=== Available data ===
▼▼▼
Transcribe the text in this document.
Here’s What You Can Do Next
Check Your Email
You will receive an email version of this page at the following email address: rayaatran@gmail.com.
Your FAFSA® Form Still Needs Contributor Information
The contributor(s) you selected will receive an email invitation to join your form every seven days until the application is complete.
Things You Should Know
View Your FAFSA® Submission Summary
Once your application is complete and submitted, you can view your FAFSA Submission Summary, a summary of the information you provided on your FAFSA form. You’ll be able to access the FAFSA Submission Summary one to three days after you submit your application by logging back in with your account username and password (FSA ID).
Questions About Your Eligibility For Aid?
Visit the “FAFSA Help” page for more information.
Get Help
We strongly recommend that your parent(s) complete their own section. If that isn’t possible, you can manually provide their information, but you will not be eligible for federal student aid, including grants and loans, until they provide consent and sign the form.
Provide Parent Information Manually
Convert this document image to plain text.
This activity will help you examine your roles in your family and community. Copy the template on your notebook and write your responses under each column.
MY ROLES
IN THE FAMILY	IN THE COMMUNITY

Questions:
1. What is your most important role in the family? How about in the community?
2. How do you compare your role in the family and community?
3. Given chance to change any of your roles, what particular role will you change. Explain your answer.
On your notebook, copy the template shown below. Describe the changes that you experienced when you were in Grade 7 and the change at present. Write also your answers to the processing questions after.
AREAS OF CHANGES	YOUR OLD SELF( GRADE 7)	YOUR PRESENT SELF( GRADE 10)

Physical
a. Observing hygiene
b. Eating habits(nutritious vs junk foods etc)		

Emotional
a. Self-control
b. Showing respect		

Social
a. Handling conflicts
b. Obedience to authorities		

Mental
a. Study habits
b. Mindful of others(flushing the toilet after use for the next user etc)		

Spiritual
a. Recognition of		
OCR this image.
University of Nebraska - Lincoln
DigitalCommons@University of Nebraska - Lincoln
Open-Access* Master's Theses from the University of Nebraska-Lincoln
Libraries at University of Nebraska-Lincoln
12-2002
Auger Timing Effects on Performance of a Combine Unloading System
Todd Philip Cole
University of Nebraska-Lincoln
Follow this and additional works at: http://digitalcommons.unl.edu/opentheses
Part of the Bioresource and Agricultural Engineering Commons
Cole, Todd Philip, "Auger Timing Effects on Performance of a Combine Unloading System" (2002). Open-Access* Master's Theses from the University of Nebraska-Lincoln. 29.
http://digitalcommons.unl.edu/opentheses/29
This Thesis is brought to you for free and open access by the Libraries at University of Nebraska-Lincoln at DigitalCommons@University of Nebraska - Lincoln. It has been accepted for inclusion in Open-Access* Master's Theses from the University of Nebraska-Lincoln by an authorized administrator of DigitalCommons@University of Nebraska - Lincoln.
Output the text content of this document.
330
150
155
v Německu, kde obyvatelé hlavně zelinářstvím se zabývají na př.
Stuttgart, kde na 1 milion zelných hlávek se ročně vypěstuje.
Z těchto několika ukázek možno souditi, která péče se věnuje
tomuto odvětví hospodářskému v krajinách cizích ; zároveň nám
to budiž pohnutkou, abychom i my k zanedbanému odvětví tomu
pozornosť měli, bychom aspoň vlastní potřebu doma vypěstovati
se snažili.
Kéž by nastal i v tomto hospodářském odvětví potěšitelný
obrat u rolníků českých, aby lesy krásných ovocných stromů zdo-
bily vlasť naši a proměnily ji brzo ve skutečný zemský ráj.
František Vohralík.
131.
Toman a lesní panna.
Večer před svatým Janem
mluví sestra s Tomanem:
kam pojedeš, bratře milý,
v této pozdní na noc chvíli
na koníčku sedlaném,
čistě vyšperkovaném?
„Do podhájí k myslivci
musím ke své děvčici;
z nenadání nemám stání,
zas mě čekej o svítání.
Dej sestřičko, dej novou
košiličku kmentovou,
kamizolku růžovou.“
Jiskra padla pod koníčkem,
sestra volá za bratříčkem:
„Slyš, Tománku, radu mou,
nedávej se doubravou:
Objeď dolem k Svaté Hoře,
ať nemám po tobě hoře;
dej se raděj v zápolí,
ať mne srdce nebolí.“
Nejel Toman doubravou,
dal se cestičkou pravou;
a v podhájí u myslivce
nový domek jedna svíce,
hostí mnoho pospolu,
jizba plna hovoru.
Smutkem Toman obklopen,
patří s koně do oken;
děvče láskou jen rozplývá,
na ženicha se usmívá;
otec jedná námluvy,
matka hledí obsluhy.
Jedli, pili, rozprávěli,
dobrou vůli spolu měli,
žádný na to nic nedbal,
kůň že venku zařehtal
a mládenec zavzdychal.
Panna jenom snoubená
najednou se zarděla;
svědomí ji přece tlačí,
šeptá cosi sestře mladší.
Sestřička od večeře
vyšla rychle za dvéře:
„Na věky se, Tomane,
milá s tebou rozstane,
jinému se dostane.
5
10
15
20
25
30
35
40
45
▲▲▲
=== Exercise details ===
Using the listing, copy every line where the word "doubravou" shows up.

=== Solution for this exercise ===
nedávej se doubravou:
Nejel Toman doubravou,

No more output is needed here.